-- Start --
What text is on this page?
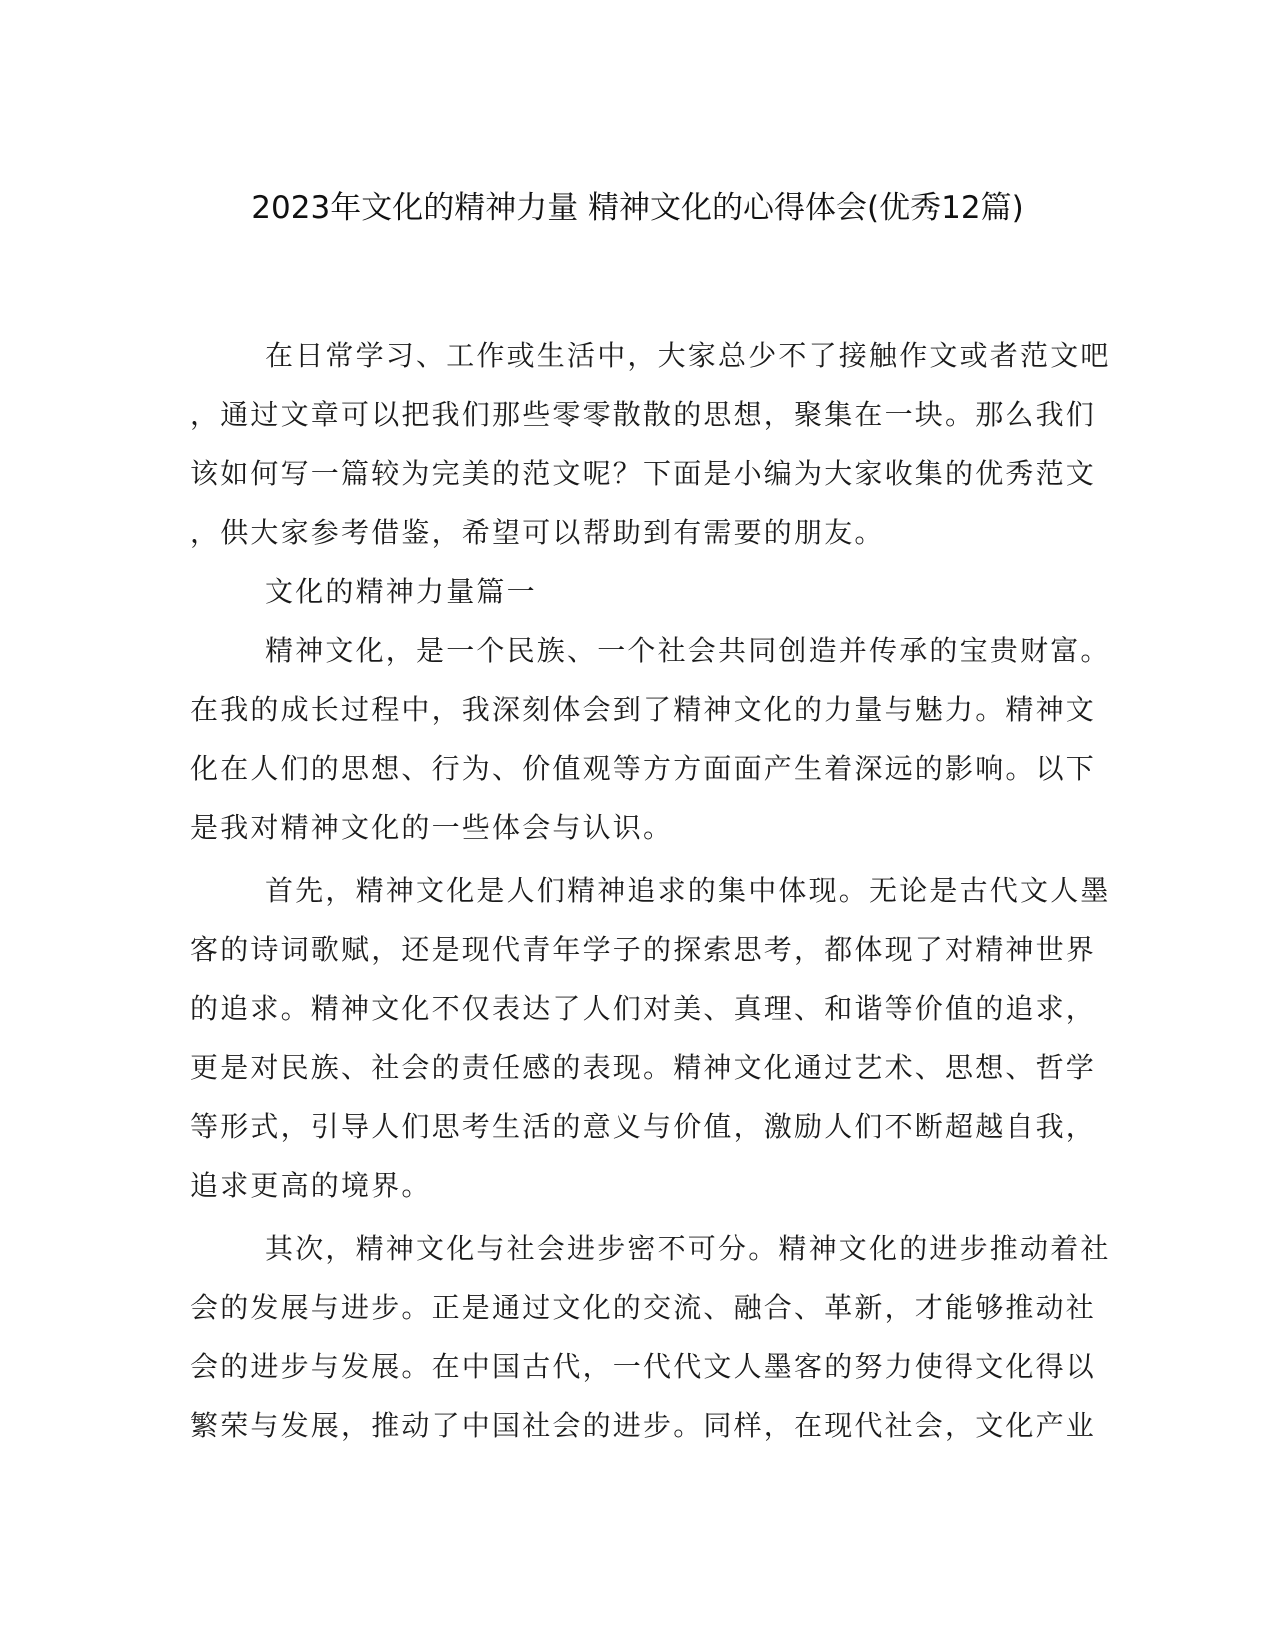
2023年文化的精神力量 精神文化的心得体会(优秀12篇)
在日常学习、工作或生活中，大家总少不了接触作文或者范文吧
，通过文章可以把我们那些零零散散的思想，聚集在一块。那么我们
该如何写一篇较为完美的范文呢？下面是小编为大家收集的优秀范文
，供大家参考借鉴，希望可以帮助到有需要的朋友。
文化的精神力量篇一
精神文化，是一个民族、一个社会共同创造并传承的宝贵财富。
在我的成长过程中，我深刻体会到了精神文化的力量与魅力。精神文
化在人们的思想、行为、价值观等方方面面产生着深远的影响。以下
是我对精神文化的一些体会与认识。
首先，精神文化是人们精神追求的集中体现。无论是古代文人墨
客的诗词歌赋，还是现代青年学子的探索思考，都体现了对精神世界
的追求。精神文化不仅表达了人们对美、真理、和谐等价值的追求，
更是对民族、社会的责任感的表现。精神文化通过艺术、思想、哲学
等形式，引导人们思考生活的意义与价值，激励人们不断超越自我，
追求更高的境界。
其次，精神文化与社会进步密不可分。精神文化的进步推动着社
会的发展与进步。正是通过文化的交流、融合、革新，才能够推动社
会的进步与发展。在中国古代，一代代文人墨客的努力使得文化得以
繁荣与发展，推动了中国社会的进步。同样，在现代社会，文化产业
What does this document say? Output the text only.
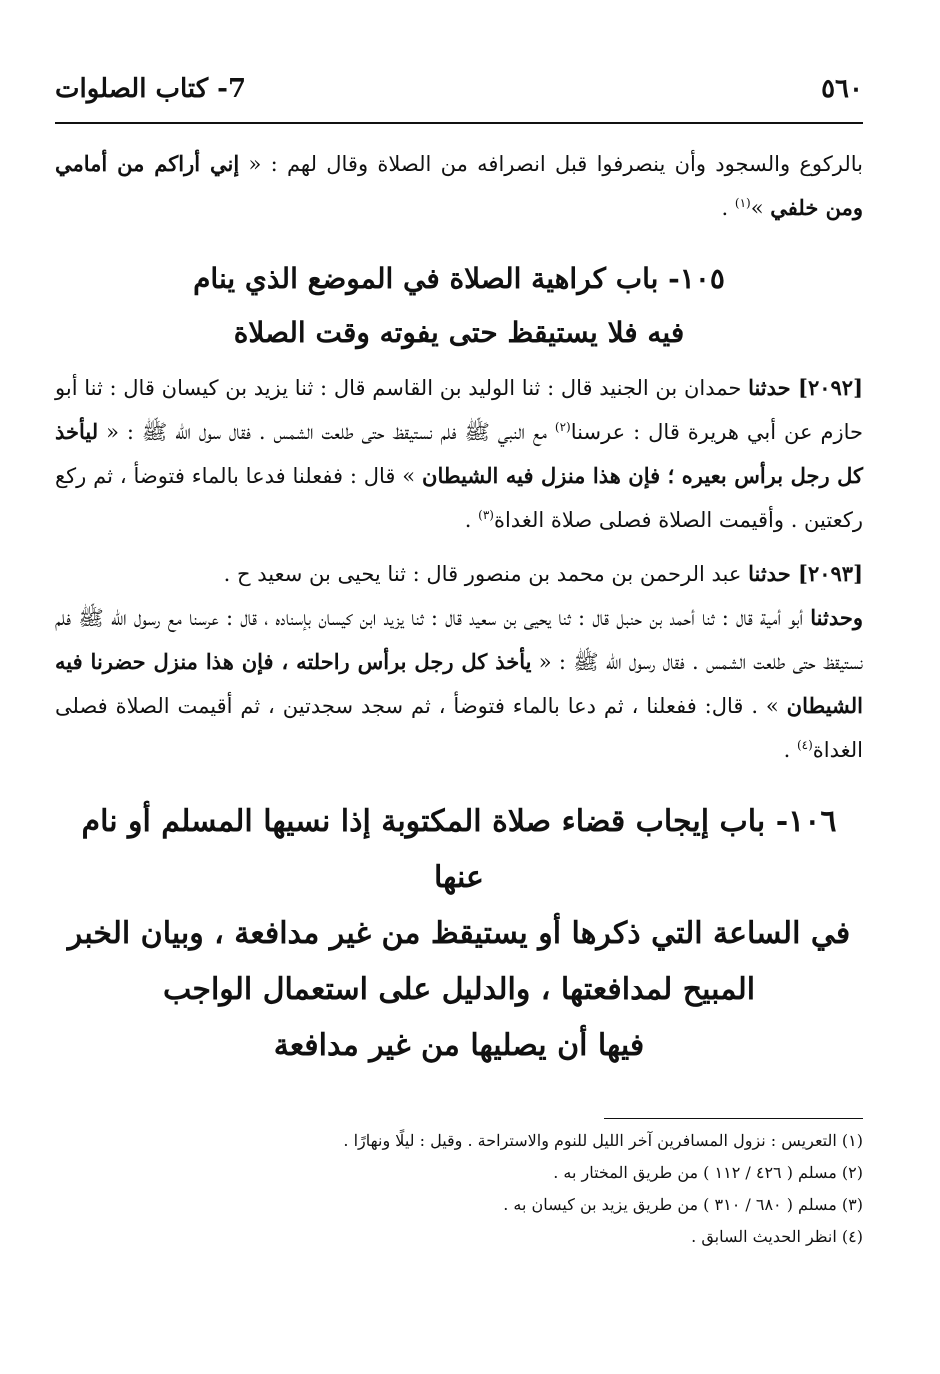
٥٦٠
7- كتاب الصلوات

بالركوع والسجود وأن ينصرفوا قبل انصرافه من الصلاة وقال لهم : « إني أراكم من أمامي ومن خلفي »$^{(١)}$ .

١٠٥- باب كراهية الصلاة في الموضع الذي ينام
فيه فلا يستيقظ حتى يفوته وقت الصلاة

[٢٠٩٢] حدثنا حمدان بن الجنيد قال : ثنا الوليد بن القاسم قال : ثنا يزيد بن كيسان قال : ثنا أبو حازم عن أبي هريرة قال : عرسنا$^{(٢)}$ مع النبي ﷺ فلم نستيقظ حتى طلعت الشمس . فقال سول الله ﷺ : « ليأخذ كل رجل برأس بعيره ؛ فإن هذا منزل فيه الشيطان » قال : ففعلنا فدعا بالماء فتوضأ ، ثم ركع ركعتين . وأقيمت الصلاة فصلى صلاة الغداة$^{(٣)}$ .

[٢٠٩٣] حدثنا عبد الرحمن بن محمد بن منصور قال : ثنا يحيى بن سعيد ح .

وحدثنا أبو أمية قال : ثنا أحمد بن حنبل قال : ثنا يحيى بن سعيد قال : ثنا يزيد ابن كيسان بإسناده ، قال : عرسنا مع رسول الله ﷺ فلم نستيقظ حتى طلعت الشمس . فقال رسول الله ﷺ : « يأخذ كل رجل برأس راحلته ، فإن هذا منزل حضرنا فيه الشيطان » . قال: ففعلنا ، ثم دعا بالماء فتوضأ ، ثم سجد سجدتين ، ثم أقيمت الصلاة فصلى الغداة$^{(٤)}$ .

١٠٦- باب إيجاب قضاء صلاة المكتوبة إذا نسيها المسلم أو نام عنها
في الساعة التي ذكرها أو يستيقظ من غير مدافعة ، وبيان الخبر
المبيح لمدافعتها ، والدليل على استعمال الواجب
فيها أن يصليها من غير مدافعة

(١) التعريس : نزول المسافرين آخر الليل للنوم والاستراحة . وقيل : ليلًا ونهارًا .

(٢) مسلم ( ٤٢٦ / ١١٢ ) من طريق المختار به .

(٣) مسلم ( ٦٨٠ / ٣١٠ ) من طريق يزيد بن كيسان به .

(٤) انظر الحديث السابق .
-- End --
◆ **Exercise directions**: Copy out each record shown above without alteration, skipping any picture.

◆ **Response**:
What text is on this page?
2023年文化的精神力量 精神文化的心得体会(优秀12篇)
在日常学习、工作或生活中，大家总少不了接触作文或者范文吧
，通过文章可以把我们那些零零散散的思想，聚集在一块。那么我们
该如何写一篇较为完美的范文呢？下面是小编为大家收集的优秀范文
，供大家参考借鉴，希望可以帮助到有需要的朋友。
文化的精神力量篇一
精神文化，是一个民族、一个社会共同创造并传承的宝贵财富。
在我的成长过程中，我深刻体会到了精神文化的力量与魅力。精神文
化在人们的思想、行为、价值观等方方面面产生着深远的影响。以下
是我对精神文化的一些体会与认识。
首先，精神文化是人们精神追求的集中体现。无论是古代文人墨
客的诗词歌赋，还是现代青年学子的探索思考，都体现了对精神世界
的追求。精神文化不仅表达了人们对美、真理、和谐等价值的追求，
更是对民族、社会的责任感的表现。精神文化通过艺术、思想、哲学
等形式，引导人们思考生活的意义与价值，激励人们不断超越自我，
追求更高的境界。
其次，精神文化与社会进步密不可分。精神文化的进步推动着社
会的发展与进步。正是通过文化的交流、融合、革新，才能够推动社
会的进步与发展。在中国古代，一代代文人墨客的努力使得文化得以
繁荣与发展，推动了中国社会的进步。同样，在现代社会，文化产业
What does this document say? Output the text only.
٥٦٠
7- كتاب الصلوات

بالركوع والسجود وأن ينصرفوا قبل انصرافه من الصلاة وقال لهم : « إني أراكم من أمامي ومن خلفي »$^{(١)}$ .

١٠٥- باب كراهية الصلاة في الموضع الذي ينام
فيه فلا يستيقظ حتى يفوته وقت الصلاة

[٢٠٩٢] حدثنا حمدان بن الجنيد قال : ثنا الوليد بن القاسم قال : ثنا يزيد بن كيسان قال : ثنا أبو حازم عن أبي هريرة قال : عرسنا$^{(٢)}$ مع النبي ﷺ فلم نستيقظ حتى طلعت الشمس . فقال سول الله ﷺ : « ليأخذ كل رجل برأس بعيره ؛ فإن هذا منزل فيه الشيطان » قال : ففعلنا فدعا بالماء فتوضأ ، ثم ركع ركعتين . وأقيمت الصلاة فصلى صلاة الغداة$^{(٣)}$ .

[٢٠٩٣] حدثنا عبد الرحمن بن محمد بن منصور قال : ثنا يحيى بن سعيد ح .

وحدثنا أبو أمية قال : ثنا أحمد بن حنبل قال : ثنا يحيى بن سعيد قال : ثنا يزيد ابن كيسان بإسناده ، قال : عرسنا مع رسول الله ﷺ فلم نستيقظ حتى طلعت الشمس . فقال رسول الله ﷺ : « يأخذ كل رجل برأس راحلته ، فإن هذا منزل حضرنا فيه الشيطان » . قال: ففعلنا ، ثم دعا بالماء فتوضأ ، ثم سجد سجدتين ، ثم أقيمت الصلاة فصلى الغداة$^{(٤)}$ .

١٠٦- باب إيجاب قضاء صلاة المكتوبة إذا نسيها المسلم أو نام عنها
في الساعة التي ذكرها أو يستيقظ من غير مدافعة ، وبيان الخبر
المبيح لمدافعتها ، والدليل على استعمال الواجب
فيها أن يصليها من غير مدافعة

(١) التعريس : نزول المسافرين آخر الليل للنوم والاستراحة . وقيل : ليلًا ونهارًا .

(٢) مسلم ( ٤٢٦ / ١١٢ ) من طريق المختار به .

(٣) مسلم ( ٦٨٠ / ٣١٠ ) من طريق يزيد بن كيسان به .

(٤) انظر الحديث السابق .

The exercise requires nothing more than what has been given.